STORED ROWS
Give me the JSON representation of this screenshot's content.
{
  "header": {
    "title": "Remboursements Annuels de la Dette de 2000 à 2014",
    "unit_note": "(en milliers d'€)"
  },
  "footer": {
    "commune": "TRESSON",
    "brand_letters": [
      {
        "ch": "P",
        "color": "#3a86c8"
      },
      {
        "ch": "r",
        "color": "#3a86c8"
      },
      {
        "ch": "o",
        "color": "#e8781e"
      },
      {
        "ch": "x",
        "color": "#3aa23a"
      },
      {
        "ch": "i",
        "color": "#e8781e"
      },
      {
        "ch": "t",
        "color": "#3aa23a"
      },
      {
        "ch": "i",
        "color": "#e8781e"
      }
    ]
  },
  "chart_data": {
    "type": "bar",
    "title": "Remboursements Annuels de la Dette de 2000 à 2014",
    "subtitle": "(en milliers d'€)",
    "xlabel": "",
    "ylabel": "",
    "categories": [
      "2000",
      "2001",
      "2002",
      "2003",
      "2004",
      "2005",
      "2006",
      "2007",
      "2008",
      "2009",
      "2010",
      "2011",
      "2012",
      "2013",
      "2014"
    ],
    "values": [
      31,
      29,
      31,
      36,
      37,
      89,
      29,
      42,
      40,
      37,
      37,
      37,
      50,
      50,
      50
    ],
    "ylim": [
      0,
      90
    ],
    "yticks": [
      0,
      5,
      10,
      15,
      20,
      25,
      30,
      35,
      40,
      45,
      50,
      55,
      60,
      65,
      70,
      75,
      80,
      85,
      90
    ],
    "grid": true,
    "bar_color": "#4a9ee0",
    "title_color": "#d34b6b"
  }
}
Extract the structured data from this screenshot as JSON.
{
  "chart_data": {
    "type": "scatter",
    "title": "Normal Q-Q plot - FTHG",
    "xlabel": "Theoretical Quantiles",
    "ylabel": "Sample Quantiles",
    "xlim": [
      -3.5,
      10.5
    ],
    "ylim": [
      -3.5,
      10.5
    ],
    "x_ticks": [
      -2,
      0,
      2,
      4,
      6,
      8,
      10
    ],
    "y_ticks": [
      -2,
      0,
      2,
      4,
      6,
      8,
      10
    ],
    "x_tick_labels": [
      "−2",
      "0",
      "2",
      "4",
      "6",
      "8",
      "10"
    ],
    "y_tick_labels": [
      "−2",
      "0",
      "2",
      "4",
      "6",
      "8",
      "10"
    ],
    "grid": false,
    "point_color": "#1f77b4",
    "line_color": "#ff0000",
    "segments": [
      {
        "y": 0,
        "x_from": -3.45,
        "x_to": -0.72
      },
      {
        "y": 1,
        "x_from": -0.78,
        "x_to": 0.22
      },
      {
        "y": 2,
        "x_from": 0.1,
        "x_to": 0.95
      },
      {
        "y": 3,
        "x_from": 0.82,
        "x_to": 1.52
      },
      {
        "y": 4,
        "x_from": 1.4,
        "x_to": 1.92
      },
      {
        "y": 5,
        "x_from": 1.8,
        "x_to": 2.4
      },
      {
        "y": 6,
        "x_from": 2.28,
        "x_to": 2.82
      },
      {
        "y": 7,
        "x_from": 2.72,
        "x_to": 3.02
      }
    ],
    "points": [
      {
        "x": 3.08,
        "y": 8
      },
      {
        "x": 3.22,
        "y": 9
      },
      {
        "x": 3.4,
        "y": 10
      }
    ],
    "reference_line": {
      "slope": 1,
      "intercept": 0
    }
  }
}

STATED GOAL
Show all lines above holding "Quantiles".

SOLVED EXERCISE
    "xlabel": "Theoretical Quantiles",
    "ylabel": "Sample Quantiles",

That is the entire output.